▶ **What you need to do**:
What follows is a listing; give it again exactly, in its entirety.

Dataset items
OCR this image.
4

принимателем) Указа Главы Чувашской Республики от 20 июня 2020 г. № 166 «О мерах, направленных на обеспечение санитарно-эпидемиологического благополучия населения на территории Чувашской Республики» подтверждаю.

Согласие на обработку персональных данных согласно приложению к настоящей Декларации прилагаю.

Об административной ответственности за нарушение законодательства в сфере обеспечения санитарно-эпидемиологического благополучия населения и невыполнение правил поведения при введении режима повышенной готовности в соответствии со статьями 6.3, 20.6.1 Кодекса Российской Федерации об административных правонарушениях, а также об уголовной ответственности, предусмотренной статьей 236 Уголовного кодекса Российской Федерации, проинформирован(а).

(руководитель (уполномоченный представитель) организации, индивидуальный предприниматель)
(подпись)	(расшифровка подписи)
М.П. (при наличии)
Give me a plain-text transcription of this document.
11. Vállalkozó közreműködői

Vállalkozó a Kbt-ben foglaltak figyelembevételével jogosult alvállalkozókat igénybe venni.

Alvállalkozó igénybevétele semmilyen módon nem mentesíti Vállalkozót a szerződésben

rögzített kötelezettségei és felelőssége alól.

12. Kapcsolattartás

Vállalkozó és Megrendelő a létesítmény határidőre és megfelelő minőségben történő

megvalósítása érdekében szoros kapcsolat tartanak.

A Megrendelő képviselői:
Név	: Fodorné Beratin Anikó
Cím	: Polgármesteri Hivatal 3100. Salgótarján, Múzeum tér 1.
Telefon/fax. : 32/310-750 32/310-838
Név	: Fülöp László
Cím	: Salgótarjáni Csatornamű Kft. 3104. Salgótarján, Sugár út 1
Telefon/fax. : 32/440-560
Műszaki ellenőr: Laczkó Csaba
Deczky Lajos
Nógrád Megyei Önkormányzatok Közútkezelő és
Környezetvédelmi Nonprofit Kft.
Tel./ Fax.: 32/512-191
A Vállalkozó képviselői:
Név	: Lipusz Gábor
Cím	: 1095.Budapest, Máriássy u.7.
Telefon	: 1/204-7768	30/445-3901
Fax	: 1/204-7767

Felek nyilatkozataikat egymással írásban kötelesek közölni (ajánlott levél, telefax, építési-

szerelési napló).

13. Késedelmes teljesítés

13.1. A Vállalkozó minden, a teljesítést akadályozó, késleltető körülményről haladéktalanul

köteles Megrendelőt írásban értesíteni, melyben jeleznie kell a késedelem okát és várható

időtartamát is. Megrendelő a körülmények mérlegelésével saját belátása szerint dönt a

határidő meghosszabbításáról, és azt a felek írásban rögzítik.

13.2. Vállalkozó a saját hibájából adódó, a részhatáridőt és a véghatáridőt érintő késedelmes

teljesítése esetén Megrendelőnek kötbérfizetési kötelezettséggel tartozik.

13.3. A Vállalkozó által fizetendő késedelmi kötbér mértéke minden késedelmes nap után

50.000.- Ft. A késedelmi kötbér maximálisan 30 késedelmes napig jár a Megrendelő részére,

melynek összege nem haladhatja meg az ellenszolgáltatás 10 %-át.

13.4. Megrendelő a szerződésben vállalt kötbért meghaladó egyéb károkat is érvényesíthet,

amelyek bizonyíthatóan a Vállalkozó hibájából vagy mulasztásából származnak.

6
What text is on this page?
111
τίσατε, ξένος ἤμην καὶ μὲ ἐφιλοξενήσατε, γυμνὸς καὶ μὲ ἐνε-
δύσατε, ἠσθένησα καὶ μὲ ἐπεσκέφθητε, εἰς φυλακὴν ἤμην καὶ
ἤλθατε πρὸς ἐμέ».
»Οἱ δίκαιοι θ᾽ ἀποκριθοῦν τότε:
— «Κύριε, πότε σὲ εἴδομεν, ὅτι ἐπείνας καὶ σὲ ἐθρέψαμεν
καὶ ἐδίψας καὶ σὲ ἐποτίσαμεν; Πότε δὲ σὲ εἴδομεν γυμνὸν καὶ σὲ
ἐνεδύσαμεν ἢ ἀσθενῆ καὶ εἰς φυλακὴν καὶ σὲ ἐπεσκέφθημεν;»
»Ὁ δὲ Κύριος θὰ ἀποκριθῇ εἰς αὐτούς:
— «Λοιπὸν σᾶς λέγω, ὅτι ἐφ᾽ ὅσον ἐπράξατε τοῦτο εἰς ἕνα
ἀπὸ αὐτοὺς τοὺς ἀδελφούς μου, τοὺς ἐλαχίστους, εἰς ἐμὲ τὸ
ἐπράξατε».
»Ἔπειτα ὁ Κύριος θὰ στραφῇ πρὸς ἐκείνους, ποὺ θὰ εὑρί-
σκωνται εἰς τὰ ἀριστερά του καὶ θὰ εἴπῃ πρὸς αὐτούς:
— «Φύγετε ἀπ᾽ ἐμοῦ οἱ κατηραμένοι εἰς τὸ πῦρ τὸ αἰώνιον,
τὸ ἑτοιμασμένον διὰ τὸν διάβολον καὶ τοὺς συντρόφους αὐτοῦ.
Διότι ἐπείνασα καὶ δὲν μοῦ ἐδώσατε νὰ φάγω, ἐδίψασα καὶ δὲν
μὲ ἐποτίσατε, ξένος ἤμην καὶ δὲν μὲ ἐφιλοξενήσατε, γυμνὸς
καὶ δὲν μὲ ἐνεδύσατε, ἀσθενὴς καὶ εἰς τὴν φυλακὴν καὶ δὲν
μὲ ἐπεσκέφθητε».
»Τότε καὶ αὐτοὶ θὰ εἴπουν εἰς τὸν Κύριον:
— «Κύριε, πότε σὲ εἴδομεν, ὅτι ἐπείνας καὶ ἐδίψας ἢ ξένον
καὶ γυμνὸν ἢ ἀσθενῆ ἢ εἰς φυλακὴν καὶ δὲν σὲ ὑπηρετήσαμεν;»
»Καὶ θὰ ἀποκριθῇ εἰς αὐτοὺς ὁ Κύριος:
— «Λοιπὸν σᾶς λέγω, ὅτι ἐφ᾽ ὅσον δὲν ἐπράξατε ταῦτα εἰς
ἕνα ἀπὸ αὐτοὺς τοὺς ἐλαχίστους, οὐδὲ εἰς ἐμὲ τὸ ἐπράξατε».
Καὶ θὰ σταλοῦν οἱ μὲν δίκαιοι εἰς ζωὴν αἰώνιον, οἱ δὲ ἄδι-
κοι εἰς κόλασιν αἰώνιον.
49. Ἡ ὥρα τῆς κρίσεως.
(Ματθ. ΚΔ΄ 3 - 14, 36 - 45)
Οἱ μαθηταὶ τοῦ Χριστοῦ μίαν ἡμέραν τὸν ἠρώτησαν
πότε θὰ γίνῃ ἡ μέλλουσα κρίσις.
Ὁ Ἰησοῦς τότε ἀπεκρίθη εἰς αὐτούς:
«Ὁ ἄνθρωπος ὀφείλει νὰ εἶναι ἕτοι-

▶ **In response**:
OCR this image.
4

принимателем) Указа Главы Чувашской Республики от 20 июня 2020 г. № 166 «О мерах, направленных на обеспечение санитарно-эпидемиологического благополучия населения на территории Чувашской Республики» подтверждаю.

Согласие на обработку персональных данных согласно приложению к настоящей Декларации прилагаю.

Об административной ответственности за нарушение законодательства в сфере обеспечения санитарно-эпидемиологического благополучия населения и невыполнение правил поведения при введении режима повышенной готовности в соответствии со статьями 6.3, 20.6.1 Кодекса Российской Федерации об административных правонарушениях, а также об уголовной ответственности, предусмотренной статьей 236 Уголовного кодекса Российской Федерации, проинформирован(а).

(руководитель (уполномоченный представитель) организации, индивидуальный предприниматель)
(подпись)	(расшифровка подписи)
М.П. (при наличии)
Give me a plain-text transcription of this document.
11. Vállalkozó közreműködői

Vállalkozó a Kbt-ben foglaltak figyelembevételével jogosult alvállalkozókat igénybe venni.

Alvállalkozó igénybevétele semmilyen módon nem mentesíti Vállalkozót a szerződésben

rögzített kötelezettségei és felelőssége alól.

12. Kapcsolattartás

Vállalkozó és Megrendelő a létesítmény határidőre és megfelelő minőségben történő

megvalósítása érdekében szoros kapcsolat tartanak.

A Megrendelő képviselői:
Név	: Fodorné Beratin Anikó
Cím	: Polgármesteri Hivatal 3100. Salgótarján, Múzeum tér 1.
Telefon/fax. : 32/310-750 32/310-838
Név	: Fülöp László
Cím	: Salgótarjáni Csatornamű Kft. 3104. Salgótarján, Sugár út 1
Telefon/fax. : 32/440-560
Műszaki ellenőr: Laczkó Csaba
Deczky Lajos
Nógrád Megyei Önkormányzatok Közútkezelő és
Környezetvédelmi Nonprofit Kft.
Tel./ Fax.: 32/512-191
A Vállalkozó képviselői:
Név	: Lipusz Gábor
Cím	: 1095.Budapest, Máriássy u.7.
Telefon	: 1/204-7768	30/445-3901
Fax	: 1/204-7767

Felek nyilatkozataikat egymással írásban kötelesek közölni (ajánlott levél, telefax, építési-

szerelési napló).

13. Késedelmes teljesítés

13.1. A Vállalkozó minden, a teljesítést akadályozó, késleltető körülményről haladéktalanul

köteles Megrendelőt írásban értesíteni, melyben jeleznie kell a késedelem okát és várható

időtartamát is. Megrendelő a körülmények mérlegelésével saját belátása szerint dönt a

határidő meghosszabbításáról, és azt a felek írásban rögzítik.

13.2. Vállalkozó a saját hibájából adódó, a részhatáridőt és a véghatáridőt érintő késedelmes

teljesítése esetén Megrendelőnek kötbérfizetési kötelezettséggel tartozik.

13.3. A Vállalkozó által fizetendő késedelmi kötbér mértéke minden késedelmes nap után

50.000.- Ft. A késedelmi kötbér maximálisan 30 késedelmes napig jár a Megrendelő részére,

melynek összege nem haladhatja meg az ellenszolgáltatás 10 %-át.

13.4. Megrendelő a szerződésben vállalt kötbért meghaladó egyéb károkat is érvényesíthet,

amelyek bizonyíthatóan a Vállalkozó hibájából vagy mulasztásából származnak.

6
What text is on this page?
111
τίσατε, ξένος ἤμην καὶ μὲ ἐφιλοξενήσατε, γυμνὸς καὶ μὲ ἐνε-
δύσατε, ἠσθένησα καὶ μὲ ἐπεσκέφθητε, εἰς φυλακὴν ἤμην καὶ
ἤλθατε πρὸς ἐμέ».
»Οἱ δίκαιοι θ᾽ ἀποκριθοῦν τότε:
— «Κύριε, πότε σὲ εἴδομεν, ὅτι ἐπείνας καὶ σὲ ἐθρέψαμεν
καὶ ἐδίψας καὶ σὲ ἐποτίσαμεν; Πότε δὲ σὲ εἴδομεν γυμνὸν καὶ σὲ
ἐνεδύσαμεν ἢ ἀσθενῆ καὶ εἰς φυλακὴν καὶ σὲ ἐπεσκέφθημεν;»
»Ὁ δὲ Κύριος θὰ ἀποκριθῇ εἰς αὐτούς:
— «Λοιπὸν σᾶς λέγω, ὅτι ἐφ᾽ ὅσον ἐπράξατε τοῦτο εἰς ἕνα
ἀπὸ αὐτοὺς τοὺς ἀδελφούς μου, τοὺς ἐλαχίστους, εἰς ἐμὲ τὸ
ἐπράξατε».
»Ἔπειτα ὁ Κύριος θὰ στραφῇ πρὸς ἐκείνους, ποὺ θὰ εὑρί-
σκωνται εἰς τὰ ἀριστερά του καὶ θὰ εἴπῃ πρὸς αὐτούς:
— «Φύγετε ἀπ᾽ ἐμοῦ οἱ κατηραμένοι εἰς τὸ πῦρ τὸ αἰώνιον,
τὸ ἑτοιμασμένον διὰ τὸν διάβολον καὶ τοὺς συντρόφους αὐτοῦ.
Διότι ἐπείνασα καὶ δὲν μοῦ ἐδώσατε νὰ φάγω, ἐδίψασα καὶ δὲν
μὲ ἐποτίσατε, ξένος ἤμην καὶ δὲν μὲ ἐφιλοξενήσατε, γυμνὸς
καὶ δὲν μὲ ἐνεδύσατε, ἀσθενὴς καὶ εἰς τὴν φυλακὴν καὶ δὲν
μὲ ἐπεσκέφθητε».
»Τότε καὶ αὐτοὶ θὰ εἴπουν εἰς τὸν Κύριον:
— «Κύριε, πότε σὲ εἴδομεν, ὅτι ἐπείνας καὶ ἐδίψας ἢ ξένον
καὶ γυμνὸν ἢ ἀσθενῆ ἢ εἰς φυλακὴν καὶ δὲν σὲ ὑπηρετήσαμεν;»
»Καὶ θὰ ἀποκριθῇ εἰς αὐτοὺς ὁ Κύριος:
— «Λοιπὸν σᾶς λέγω, ὅτι ἐφ᾽ ὅσον δὲν ἐπράξατε ταῦτα εἰς
ἕνα ἀπὸ αὐτοὺς τοὺς ἐλαχίστους, οὐδὲ εἰς ἐμὲ τὸ ἐπράξατε».
Καὶ θὰ σταλοῦν οἱ μὲν δίκαιοι εἰς ζωὴν αἰώνιον, οἱ δὲ ἄδι-
κοι εἰς κόλασιν αἰώνιον.
49. Ἡ ὥρα τῆς κρίσεως.
(Ματθ. ΚΔ΄ 3 - 14, 36 - 45)
Οἱ μαθηταὶ τοῦ Χριστοῦ μίαν ἡμέραν τὸν ἠρώτησαν
πότε θὰ γίνῃ ἡ μέλλουσα κρίσις.
Ὁ Ἰησοῦς τότε ἀπεκρίθη εἰς αὐτούς:
«Ὁ ἄνθρωπος ὀφείλει νὰ εἶναι ἕτοι-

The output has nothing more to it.